### Textblock
==============================

Der Naftogaz-Chef Oleksiy Ivchenko und sein russischer Gesprächspartner Alexei Miller (Gazprom) nach dem erfolgreichen Ende der Gespräche in Moskau.

Die Einigung in dem seit Monaten schwelenden und am Neujahrstag eskalierten Konflikt über höhere Gaspreise zwischen Russland und der Ukraine kam über Nacht. Die Ukraine wird künftig weniger Gas direkt aus Russland importieren, dafür aber rückwirkend mit 1. Jänner den von Gasprom geforderten Preis von 230 Dollar je 1000 Kubikmeter bezahlen, hieß es Mittwochfrüh.

"Nach der politischen Einigung war die technische Seite ein Klacks", sagte der Vorstand der Raiffeisen Investmentbank AG (RIAG), Wolfgang Putschek, im Gespräch mit dem STANDARD. Die RIAG war am Zustandekommen des Deals mitbeteiligt. Und der geht so: Die Zwischenhandelsfirma Rosukrenergo kauft Russland Gas zum geforderten Marktpreis von 230 Dollar je 1000 Kubikmeter ab und kauft billigeres Gas aus Turkmenien und Kasachstan zu.

Daraus ergibt sich ein Mischpreis, demzufolge das Gas wesentlich günstiger an die Ukraine weiterverkauft werden kann - um 95 Dollar. Weil die Ukraine im Gegenzug auch die Transitgebühren anheben kann, wird sie für das Gas tatsächlich etwa 70 statt bisher 50 Dollar je 1000 Kubikmeter zahlen.

"Erster schöner Erfolg für die EU-Präsidentschaft"

"Das ist ein erster schöner Erfolg für die EU-Präsidentschaft", meinte Wirtschaftsminister Martin Bartenstein zum STANDARD. Er führt die Einigung auf die stille Diplomatie zurück. Energiekommissar Andris Piebalgs gab dagegen offen zu, von der raschen Beilegung des Konflikts überrascht gewesen zu sein.

Das Medieninteresse war auf jeden Fall groß, als Piebalgs und Bartenstein nach der Sitzung der Energieexperten der 25 EU-Staaten am Mittwochmittag im Kommissionsgebäude vor die Presse traten. Bartenstein beantwortete die Fragen auch in flüssigem Englisch und betonte, dass der Gasstreit zwar abgehakt sei, "aber wir aus der Lektion lernen müssen".

==============================

### Angezeigte Daten
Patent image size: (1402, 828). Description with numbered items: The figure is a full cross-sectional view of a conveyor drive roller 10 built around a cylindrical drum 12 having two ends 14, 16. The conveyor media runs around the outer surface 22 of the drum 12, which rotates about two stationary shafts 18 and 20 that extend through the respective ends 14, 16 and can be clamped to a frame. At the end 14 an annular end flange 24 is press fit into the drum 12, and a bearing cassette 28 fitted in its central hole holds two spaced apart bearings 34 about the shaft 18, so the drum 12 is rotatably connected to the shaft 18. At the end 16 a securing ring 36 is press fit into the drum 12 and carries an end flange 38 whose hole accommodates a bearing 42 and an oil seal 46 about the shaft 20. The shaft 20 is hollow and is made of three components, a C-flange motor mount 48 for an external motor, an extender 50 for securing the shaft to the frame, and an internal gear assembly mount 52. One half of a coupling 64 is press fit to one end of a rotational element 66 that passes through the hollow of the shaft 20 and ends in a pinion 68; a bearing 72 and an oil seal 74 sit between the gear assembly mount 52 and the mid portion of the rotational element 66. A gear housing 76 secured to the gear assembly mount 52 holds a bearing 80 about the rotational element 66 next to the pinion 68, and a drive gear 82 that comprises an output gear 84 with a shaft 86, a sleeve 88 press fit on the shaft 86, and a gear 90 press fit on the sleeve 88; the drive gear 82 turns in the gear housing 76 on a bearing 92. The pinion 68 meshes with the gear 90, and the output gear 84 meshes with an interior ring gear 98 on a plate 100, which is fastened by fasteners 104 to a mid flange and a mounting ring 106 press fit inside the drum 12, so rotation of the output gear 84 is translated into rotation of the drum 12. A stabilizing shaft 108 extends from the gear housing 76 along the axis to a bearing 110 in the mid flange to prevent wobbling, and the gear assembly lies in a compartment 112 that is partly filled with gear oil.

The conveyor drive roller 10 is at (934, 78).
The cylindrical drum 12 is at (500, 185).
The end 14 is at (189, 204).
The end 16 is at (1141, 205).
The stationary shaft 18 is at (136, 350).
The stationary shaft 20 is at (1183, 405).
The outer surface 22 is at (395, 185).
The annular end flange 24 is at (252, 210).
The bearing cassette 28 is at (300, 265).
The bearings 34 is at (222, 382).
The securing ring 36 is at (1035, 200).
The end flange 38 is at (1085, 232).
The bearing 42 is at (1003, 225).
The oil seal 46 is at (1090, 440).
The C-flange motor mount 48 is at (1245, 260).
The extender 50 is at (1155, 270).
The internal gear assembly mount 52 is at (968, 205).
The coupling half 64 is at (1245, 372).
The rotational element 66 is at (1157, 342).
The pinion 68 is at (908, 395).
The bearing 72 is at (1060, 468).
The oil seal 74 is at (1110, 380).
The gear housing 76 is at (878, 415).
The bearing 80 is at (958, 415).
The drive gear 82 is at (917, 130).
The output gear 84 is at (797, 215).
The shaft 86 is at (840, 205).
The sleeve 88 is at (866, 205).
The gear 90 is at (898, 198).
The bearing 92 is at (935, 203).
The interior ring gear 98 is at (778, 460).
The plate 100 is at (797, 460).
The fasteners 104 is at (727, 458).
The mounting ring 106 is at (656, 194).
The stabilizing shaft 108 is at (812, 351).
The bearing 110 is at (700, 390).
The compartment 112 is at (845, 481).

==============================

### Aufgaben
1. Wie viel wird die Ukraine laut dem Text über den Gasstreit tatsächlich je 1000 Kubikmeter Gas zahlen?
2. Ermittle alle Zeilen, die das Wort "internal" enthalten, und gib jede davon vollständig wieder. Dabei ist die Groß- und Kleinschreibung zu beachten.

### Ergebnisse
1. Etwa 70 Dollar je 1000 Kubikmeter statt bisher 50 Dollar.

2.
Patent image size: (1402, 828). Description with numbered items: The figure is a full cross-sectional view of a conveyor drive roller 10 built around a cylindrical drum 12 having two ends 14, 16. The conveyor media runs around the outer surface 22 of the drum 12, which rotates about two stationary shafts 18 and 20 that extend through the respective ends 14, 16 and can be clamped to a frame. At the end 14 an annular end flange 24 is press fit into the drum 12, and a bearing cassette 28 fitted in its central hole holds two spaced apart bearings 34 about the shaft 18, so the drum 12 is rotatably connected to the shaft 18. At the end 16 a securing ring 36 is press fit into the drum 12 and carries an end flange 38 whose hole accommodates a bearing 42 and an oil seal 46 about the shaft 20. The shaft 20 is hollow and is made of three components, a C-flange motor mount 48 for an external motor, an extender 50 for securing the shaft to the frame, and an internal gear assembly mount 52. One half of a coupling 64 is press fit to one end of a rotational element 66 that passes through the hollow of the shaft 20 and ends in a pinion 68; a bearing 72 and an oil seal 74 sit between the gear assembly mount 52 and the mid portion of the rotational element 66. A gear housing 76 secured to the gear assembly mount 52 holds a bearing 80 about the rotational element 66 next to the pinion 68, and a drive gear 82 that comprises an output gear 84 with a shaft 86, a sleeve 88 press fit on the shaft 86, and a gear 90 press fit on the sleeve 88; the drive gear 82 turns in the gear housing 76 on a bearing 92. The pinion 68 meshes with the gear 90, and the output gear 84 meshes with an interior ring gear 98 on a plate 100, which is fastened by fasteners 104 to a mid flange and a mounting ring 106 press fit inside the drum 12, so rotation of the output gear 84 is translated into rotation of the drum 12. A stabilizing shaft 108 extends from the gear housing 76 along the axis to a bearing 110 in the mid flange to prevent wobbling, and the gear assembly lies in a compartment 112 that is partly filled with gear oil.
The internal gear assembly mount 52 is at (968, 205).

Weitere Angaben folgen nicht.